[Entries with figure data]
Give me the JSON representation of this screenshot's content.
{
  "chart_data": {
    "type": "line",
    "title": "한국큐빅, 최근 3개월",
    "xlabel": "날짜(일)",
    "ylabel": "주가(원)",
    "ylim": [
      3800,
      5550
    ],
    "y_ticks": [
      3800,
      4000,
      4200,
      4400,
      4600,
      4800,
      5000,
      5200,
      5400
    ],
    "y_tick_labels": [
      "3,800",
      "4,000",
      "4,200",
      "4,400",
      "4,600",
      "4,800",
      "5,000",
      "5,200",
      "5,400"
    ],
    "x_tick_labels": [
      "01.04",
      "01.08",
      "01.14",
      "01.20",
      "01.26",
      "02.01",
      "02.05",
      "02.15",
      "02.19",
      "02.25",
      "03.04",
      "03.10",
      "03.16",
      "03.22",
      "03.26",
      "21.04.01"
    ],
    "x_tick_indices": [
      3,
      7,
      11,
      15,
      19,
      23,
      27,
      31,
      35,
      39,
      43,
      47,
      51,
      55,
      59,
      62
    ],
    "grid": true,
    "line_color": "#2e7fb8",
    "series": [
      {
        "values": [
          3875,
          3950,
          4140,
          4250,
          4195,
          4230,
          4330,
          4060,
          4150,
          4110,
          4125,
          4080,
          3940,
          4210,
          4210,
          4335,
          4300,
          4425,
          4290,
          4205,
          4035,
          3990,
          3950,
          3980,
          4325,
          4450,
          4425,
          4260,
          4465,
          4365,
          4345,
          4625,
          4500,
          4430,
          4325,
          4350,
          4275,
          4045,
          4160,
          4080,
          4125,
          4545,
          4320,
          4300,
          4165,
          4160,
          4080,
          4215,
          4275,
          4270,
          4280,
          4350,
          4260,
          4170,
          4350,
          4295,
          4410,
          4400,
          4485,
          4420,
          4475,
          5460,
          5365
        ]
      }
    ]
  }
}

[STATED EXERCISE] Transcribe all of the lines in the records precisely.

[RESPONSE TO THIS EXERCISE]
Give me the JSON representation of this screenshot's content.
{
  "chart_data": {
    "type": "line",
    "title": "한국큐빅, 최근 3개월",
    "xlabel": "날짜(일)",
    "ylabel": "주가(원)",
    "ylim": [
      3800,
      5550
    ],
    "y_ticks": [
      3800,
      4000,
      4200,
      4400,
      4600,
      4800,
      5000,
      5200,
      5400
    ],
    "y_tick_labels": [
      "3,800",
      "4,000",
      "4,200",
      "4,400",
      "4,600",
      "4,800",
      "5,000",
      "5,200",
      "5,400"
    ],
    "x_tick_labels": [
      "01.04",
      "01.08",
      "01.14",
      "01.20",
      "01.26",
      "02.01",
      "02.05",
      "02.15",
      "02.19",
      "02.25",
      "03.04",
      "03.10",
      "03.16",
      "03.22",
      "03.26",
      "21.04.01"
    ],
    "x_tick_indices": [
      3,
      7,
      11,
      15,
      19,
      23,
      27,
      31,
      35,
      39,
      43,
      47,
      51,
      55,
      59,
      62
    ],
    "grid": true,
    "line_color": "#2e7fb8",
    "series": [
      {
        "values": [
          3875,
          3950,
          4140,
          4250,
          4195,
          4230,
          4330,
          4060,
          4150,
          4110,
          4125,
          4080,
          3940,
          4210,
          4210,
          4335,
          4300,
          4425,
          4290,
          4205,
          4035,
          3990,
          3950,
          3980,
          4325,
          4450,
          4425,
          4260,
          4465,
          4365,
          4345,
          4625,
          4500,
          4430,
          4325,
          4350,
          4275,
          4045,
          4160,
          4080,
          4125,
          4545,
          4320,
          4300,
          4165,
          4160,
          4080,
          4215,
          4275,
          4270,
          4280,
          4350,
          4260,
          4170,
          4350,
          4295,
          4410,
          4400,
          4485,
          4420,
          4475,
          5460,
          5365
        ]
      }
    ]
  }
}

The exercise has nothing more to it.